**AIM OF THE EXERCISE**
Pull out every line with the word "type" from the entries below.

**RECORDS FOR THIS EXERCISE**
□ □ □ □
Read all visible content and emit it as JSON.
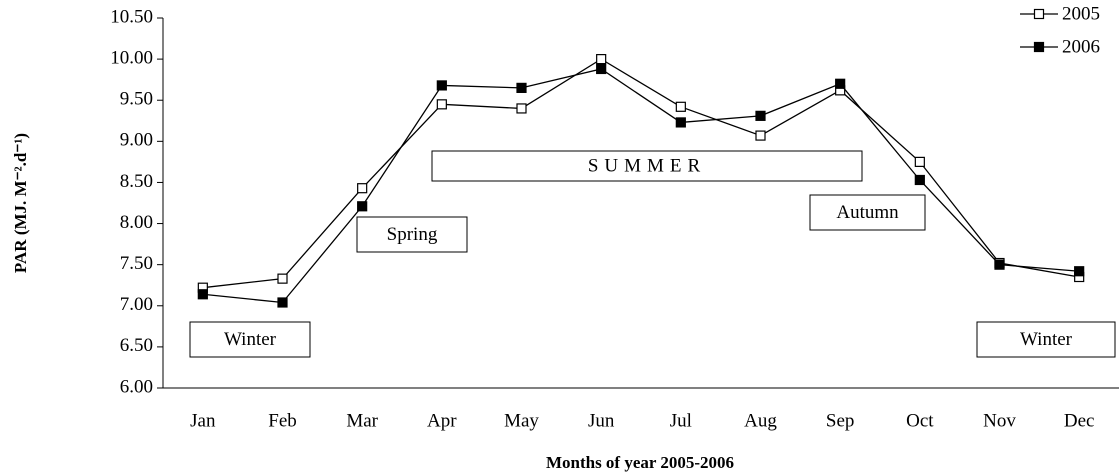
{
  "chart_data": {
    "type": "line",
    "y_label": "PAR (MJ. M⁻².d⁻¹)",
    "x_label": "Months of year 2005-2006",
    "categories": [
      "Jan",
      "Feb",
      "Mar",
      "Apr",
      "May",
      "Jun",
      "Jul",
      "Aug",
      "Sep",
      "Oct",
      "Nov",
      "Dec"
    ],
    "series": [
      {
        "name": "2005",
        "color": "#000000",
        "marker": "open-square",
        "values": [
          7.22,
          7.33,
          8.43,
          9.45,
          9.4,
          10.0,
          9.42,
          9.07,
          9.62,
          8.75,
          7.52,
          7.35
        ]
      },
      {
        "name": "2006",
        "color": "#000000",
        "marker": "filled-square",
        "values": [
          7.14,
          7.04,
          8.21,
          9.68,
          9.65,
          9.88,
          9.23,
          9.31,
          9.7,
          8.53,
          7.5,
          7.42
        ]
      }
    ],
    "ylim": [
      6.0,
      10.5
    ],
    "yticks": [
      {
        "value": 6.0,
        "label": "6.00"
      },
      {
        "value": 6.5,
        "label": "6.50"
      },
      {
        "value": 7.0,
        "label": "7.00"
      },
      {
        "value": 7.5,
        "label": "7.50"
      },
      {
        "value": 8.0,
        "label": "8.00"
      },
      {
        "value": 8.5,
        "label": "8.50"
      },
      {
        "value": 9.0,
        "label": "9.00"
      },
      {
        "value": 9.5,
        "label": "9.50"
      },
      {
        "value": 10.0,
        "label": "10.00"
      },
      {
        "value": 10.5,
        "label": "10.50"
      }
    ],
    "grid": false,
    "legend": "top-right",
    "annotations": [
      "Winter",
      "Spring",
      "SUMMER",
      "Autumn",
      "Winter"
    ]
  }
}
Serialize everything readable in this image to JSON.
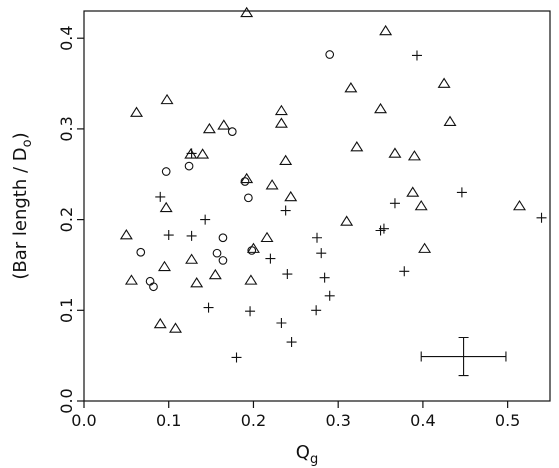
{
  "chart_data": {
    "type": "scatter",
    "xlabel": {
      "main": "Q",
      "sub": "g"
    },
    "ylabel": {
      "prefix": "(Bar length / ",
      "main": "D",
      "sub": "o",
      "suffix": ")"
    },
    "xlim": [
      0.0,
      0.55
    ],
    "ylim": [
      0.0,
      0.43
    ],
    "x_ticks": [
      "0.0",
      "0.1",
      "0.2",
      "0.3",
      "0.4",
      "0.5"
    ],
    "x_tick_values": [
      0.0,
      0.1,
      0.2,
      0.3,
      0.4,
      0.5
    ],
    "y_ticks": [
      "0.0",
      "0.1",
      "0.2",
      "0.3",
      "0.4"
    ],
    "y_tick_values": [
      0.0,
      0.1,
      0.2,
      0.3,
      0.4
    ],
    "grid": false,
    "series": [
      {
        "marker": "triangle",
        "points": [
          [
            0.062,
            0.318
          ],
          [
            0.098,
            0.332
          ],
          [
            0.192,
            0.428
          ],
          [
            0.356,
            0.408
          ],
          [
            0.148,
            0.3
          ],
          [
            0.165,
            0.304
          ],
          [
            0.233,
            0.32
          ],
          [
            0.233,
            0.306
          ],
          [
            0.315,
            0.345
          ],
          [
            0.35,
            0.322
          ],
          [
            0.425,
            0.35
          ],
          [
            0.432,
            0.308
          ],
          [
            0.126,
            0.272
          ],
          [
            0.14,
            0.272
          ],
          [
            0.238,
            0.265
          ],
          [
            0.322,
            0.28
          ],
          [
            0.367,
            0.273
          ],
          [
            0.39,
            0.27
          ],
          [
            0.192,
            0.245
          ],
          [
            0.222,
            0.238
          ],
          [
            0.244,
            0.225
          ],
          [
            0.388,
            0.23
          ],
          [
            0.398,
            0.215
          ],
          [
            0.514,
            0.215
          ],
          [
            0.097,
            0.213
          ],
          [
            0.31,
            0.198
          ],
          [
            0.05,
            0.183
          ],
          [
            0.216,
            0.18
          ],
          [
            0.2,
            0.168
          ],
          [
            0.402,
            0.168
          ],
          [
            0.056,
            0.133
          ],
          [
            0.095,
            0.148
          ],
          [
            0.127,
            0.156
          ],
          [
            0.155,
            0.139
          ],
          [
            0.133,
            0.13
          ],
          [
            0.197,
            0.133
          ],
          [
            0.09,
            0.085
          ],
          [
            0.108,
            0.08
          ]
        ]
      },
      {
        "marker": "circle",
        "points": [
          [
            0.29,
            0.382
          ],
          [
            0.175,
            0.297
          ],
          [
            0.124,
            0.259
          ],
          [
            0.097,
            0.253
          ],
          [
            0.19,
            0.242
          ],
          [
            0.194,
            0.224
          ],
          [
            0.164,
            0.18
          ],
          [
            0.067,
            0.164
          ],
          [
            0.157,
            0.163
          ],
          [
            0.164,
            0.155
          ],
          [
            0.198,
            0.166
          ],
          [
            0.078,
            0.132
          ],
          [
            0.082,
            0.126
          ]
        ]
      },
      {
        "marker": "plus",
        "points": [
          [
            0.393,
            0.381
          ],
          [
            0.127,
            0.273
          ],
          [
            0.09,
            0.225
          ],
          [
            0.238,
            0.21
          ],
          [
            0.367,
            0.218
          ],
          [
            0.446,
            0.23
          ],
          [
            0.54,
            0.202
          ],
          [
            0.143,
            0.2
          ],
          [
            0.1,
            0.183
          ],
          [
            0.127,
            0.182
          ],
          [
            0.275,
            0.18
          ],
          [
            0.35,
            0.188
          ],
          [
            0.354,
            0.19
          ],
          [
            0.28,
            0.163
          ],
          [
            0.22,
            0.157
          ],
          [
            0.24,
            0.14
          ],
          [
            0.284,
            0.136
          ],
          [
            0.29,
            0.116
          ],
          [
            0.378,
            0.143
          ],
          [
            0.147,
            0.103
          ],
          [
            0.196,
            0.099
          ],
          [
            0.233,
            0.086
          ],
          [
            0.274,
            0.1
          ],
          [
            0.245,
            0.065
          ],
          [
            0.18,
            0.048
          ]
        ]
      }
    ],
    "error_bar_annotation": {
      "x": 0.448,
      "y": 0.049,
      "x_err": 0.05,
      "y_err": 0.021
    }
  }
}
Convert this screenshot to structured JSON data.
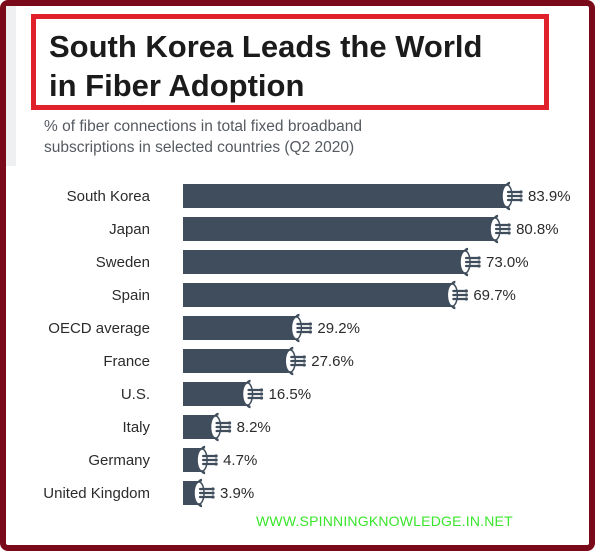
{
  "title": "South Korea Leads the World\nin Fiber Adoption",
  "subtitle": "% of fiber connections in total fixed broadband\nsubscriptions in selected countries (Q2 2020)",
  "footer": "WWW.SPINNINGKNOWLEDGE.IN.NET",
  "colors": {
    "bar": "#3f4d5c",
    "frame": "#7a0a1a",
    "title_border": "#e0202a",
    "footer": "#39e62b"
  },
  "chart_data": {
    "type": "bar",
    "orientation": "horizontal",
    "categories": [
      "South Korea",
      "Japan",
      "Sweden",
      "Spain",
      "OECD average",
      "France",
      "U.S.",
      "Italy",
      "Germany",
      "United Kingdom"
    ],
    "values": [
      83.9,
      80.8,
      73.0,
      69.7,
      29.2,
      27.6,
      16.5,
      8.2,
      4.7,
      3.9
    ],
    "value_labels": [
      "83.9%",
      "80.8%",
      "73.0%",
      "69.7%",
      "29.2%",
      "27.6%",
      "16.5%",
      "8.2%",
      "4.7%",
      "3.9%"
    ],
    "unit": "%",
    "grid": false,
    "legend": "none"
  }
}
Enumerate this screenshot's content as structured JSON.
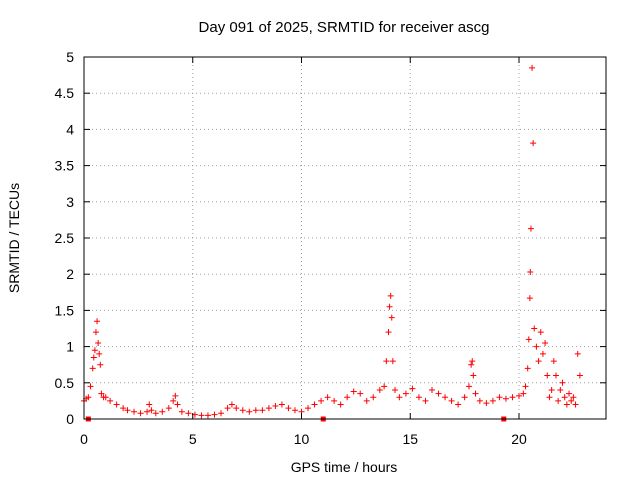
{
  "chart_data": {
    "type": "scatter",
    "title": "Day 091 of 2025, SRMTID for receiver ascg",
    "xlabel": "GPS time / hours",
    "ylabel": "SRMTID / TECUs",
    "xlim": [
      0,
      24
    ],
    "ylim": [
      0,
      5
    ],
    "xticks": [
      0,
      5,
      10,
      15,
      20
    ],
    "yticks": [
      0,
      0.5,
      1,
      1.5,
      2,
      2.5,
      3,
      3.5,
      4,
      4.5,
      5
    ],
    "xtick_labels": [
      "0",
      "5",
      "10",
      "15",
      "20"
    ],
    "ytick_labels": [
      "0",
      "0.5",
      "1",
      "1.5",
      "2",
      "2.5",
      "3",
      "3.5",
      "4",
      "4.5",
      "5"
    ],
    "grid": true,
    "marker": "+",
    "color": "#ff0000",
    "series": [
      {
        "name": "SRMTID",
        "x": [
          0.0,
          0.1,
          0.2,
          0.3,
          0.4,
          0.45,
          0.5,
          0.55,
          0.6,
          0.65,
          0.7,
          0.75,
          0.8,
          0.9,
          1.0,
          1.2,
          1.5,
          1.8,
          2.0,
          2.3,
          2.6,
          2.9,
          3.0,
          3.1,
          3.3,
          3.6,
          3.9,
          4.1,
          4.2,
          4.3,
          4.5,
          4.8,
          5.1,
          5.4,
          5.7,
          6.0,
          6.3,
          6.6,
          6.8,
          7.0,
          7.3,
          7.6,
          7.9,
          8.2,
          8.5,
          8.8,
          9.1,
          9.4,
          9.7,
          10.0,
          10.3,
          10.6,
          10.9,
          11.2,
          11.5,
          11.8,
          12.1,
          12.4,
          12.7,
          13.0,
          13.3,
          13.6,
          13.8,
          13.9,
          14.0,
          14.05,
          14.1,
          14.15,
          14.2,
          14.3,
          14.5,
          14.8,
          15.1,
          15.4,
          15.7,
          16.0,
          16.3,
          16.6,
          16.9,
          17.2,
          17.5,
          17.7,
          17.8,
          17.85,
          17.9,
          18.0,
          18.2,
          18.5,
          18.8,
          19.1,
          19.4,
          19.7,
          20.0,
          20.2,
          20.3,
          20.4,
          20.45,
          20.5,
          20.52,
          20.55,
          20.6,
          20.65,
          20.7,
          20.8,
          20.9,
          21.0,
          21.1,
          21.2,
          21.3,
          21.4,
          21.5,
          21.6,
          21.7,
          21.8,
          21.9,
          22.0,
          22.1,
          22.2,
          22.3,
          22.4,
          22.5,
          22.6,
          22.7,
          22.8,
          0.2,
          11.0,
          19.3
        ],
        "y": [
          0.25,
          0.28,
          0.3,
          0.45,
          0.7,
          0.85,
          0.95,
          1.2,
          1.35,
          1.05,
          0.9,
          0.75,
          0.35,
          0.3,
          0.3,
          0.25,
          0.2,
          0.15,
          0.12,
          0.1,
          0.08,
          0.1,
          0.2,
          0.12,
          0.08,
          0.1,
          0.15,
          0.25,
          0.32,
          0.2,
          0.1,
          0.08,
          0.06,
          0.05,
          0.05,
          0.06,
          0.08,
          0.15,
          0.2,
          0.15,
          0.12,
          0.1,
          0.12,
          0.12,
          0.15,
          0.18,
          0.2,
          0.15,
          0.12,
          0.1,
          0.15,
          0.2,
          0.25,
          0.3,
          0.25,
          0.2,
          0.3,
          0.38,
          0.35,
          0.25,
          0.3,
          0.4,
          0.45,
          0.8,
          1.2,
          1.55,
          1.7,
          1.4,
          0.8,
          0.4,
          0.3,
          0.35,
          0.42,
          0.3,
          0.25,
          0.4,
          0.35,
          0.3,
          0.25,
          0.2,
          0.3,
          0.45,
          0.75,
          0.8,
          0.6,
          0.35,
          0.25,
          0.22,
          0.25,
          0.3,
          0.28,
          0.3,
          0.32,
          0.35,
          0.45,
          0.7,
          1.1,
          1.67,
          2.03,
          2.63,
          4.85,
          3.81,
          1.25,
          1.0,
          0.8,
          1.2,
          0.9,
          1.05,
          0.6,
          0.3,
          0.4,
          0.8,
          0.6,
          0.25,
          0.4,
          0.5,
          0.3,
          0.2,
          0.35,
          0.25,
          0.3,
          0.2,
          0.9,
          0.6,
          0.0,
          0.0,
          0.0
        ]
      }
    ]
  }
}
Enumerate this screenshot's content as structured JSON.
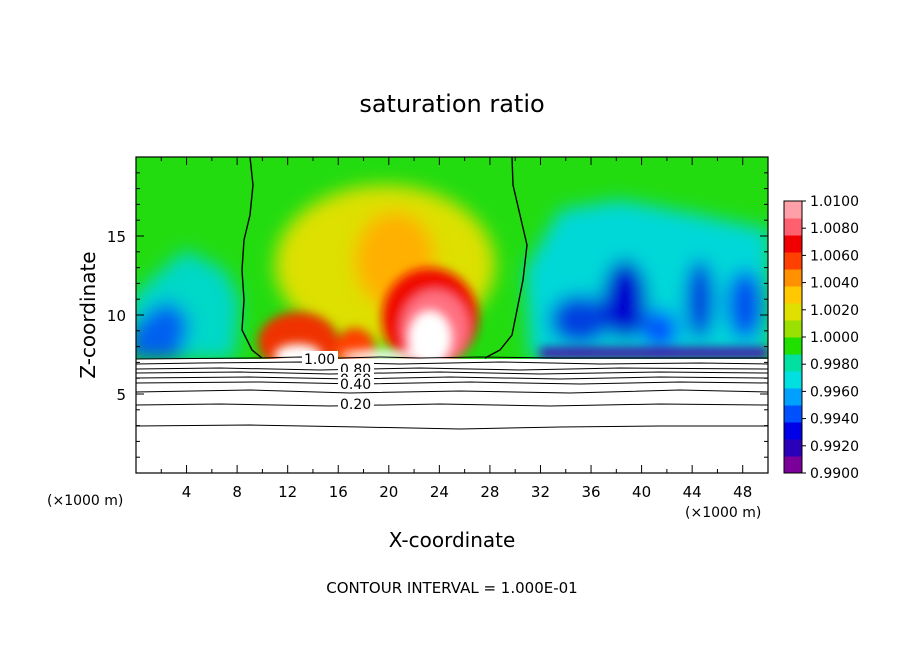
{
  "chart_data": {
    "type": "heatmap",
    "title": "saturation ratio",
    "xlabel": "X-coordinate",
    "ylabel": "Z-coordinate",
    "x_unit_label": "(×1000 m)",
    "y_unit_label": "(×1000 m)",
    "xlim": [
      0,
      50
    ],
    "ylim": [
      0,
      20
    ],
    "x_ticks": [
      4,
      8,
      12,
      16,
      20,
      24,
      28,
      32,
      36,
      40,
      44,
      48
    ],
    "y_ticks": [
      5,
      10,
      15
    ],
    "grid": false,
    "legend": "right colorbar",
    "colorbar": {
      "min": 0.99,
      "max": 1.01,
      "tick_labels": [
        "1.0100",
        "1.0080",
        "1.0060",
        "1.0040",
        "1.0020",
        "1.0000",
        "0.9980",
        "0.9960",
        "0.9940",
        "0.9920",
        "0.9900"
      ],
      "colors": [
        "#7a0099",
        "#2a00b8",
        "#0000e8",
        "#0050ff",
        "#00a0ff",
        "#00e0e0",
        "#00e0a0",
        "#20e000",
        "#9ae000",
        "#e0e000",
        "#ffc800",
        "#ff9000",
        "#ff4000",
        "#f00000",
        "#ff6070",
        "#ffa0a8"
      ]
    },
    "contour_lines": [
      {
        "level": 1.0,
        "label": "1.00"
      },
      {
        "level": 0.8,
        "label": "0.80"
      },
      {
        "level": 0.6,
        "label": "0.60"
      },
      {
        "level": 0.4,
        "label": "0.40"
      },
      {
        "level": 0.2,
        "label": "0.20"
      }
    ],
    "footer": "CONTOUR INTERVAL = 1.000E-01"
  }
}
□ □ □ □
**EXERCISE RESPONSE**
    "type": "line",
    "type": "scatter",
    "type": "bar",
    "type": "scatter",
    "type": "heatmap",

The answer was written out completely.